- _Written task_: Exactly as written, retype the listing below, omitting the pictures.

- _Dataset items_:
______________________________

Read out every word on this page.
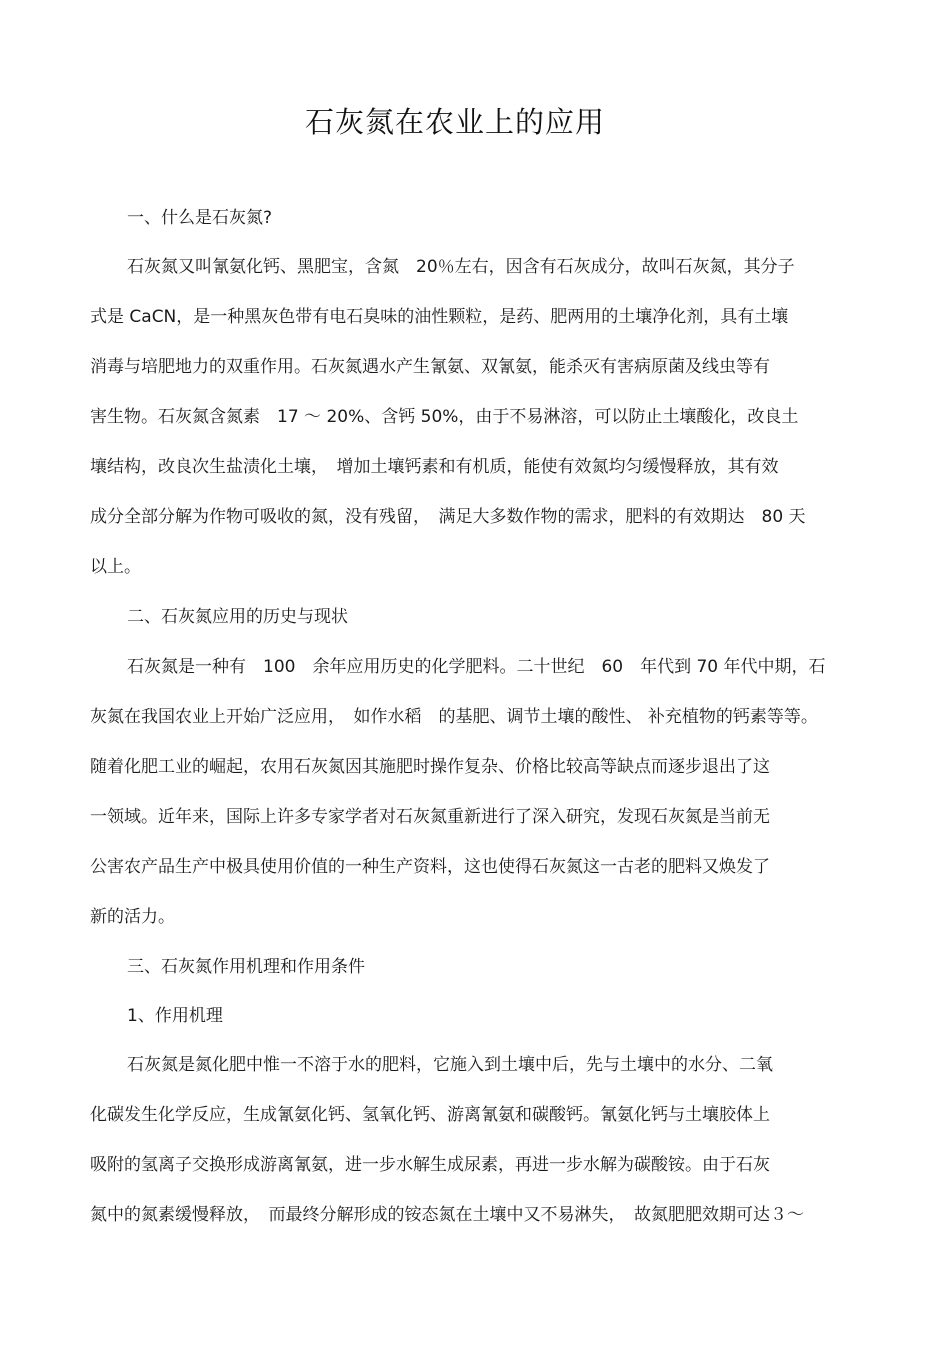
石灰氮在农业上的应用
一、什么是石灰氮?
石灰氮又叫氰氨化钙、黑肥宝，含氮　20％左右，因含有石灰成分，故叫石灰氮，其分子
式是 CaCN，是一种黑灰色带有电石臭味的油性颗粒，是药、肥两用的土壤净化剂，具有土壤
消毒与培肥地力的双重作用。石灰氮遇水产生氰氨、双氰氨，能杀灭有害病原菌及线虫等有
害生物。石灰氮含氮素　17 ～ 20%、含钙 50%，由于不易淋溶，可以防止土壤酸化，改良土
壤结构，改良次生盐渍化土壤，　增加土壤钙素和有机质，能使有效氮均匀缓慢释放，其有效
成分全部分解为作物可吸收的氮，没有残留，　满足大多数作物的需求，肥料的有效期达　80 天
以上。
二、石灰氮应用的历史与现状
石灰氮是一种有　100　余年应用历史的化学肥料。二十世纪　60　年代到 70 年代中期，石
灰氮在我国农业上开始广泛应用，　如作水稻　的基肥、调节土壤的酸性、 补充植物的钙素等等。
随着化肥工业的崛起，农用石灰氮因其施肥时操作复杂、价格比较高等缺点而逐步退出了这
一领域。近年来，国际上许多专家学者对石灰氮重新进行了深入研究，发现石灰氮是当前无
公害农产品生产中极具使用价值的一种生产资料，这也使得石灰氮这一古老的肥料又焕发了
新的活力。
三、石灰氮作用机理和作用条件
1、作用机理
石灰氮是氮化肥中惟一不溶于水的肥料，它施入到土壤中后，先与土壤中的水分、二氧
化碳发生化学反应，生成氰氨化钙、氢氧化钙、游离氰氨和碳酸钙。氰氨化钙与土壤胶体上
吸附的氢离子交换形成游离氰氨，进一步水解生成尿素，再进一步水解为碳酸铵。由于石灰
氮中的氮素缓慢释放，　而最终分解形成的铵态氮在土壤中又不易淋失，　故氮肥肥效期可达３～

______________________________

- _Solution to this task_:
Read out every word on this page.
石灰氮在农业上的应用
一、什么是石灰氮?
石灰氮又叫氰氨化钙、黑肥宝，含氮　20％左右，因含有石灰成分，故叫石灰氮，其分子
式是 CaCN，是一种黑灰色带有电石臭味的油性颗粒，是药、肥两用的土壤净化剂，具有土壤
消毒与培肥地力的双重作用。石灰氮遇水产生氰氨、双氰氨，能杀灭有害病原菌及线虫等有
害生物。石灰氮含氮素　17 ～ 20%、含钙 50%，由于不易淋溶，可以防止土壤酸化，改良土
壤结构，改良次生盐渍化土壤，　增加土壤钙素和有机质，能使有效氮均匀缓慢释放，其有效
成分全部分解为作物可吸收的氮，没有残留，　满足大多数作物的需求，肥料的有效期达　80 天
以上。
二、石灰氮应用的历史与现状
石灰氮是一种有　100　余年应用历史的化学肥料。二十世纪　60　年代到 70 年代中期，石
灰氮在我国农业上开始广泛应用，　如作水稻　的基肥、调节土壤的酸性、 补充植物的钙素等等。
随着化肥工业的崛起，农用石灰氮因其施肥时操作复杂、价格比较高等缺点而逐步退出了这
一领域。近年来，国际上许多专家学者对石灰氮重新进行了深入研究，发现石灰氮是当前无
公害农产品生产中极具使用价值的一种生产资料，这也使得石灰氮这一古老的肥料又焕发了
新的活力。
三、石灰氮作用机理和作用条件
1、作用机理
石灰氮是氮化肥中惟一不溶于水的肥料，它施入到土壤中后，先与土壤中的水分、二氧
化碳发生化学反应，生成氰氨化钙、氢氧化钙、游离氰氨和碳酸钙。氰氨化钙与土壤胶体上
吸附的氢离子交换形成游离氰氨，进一步水解生成尿素，再进一步水解为碳酸铵。由于石灰
氮中的氮素缓慢释放，　而最终分解形成的铵态氮在土壤中又不易淋失，　故氮肥肥效期可达３～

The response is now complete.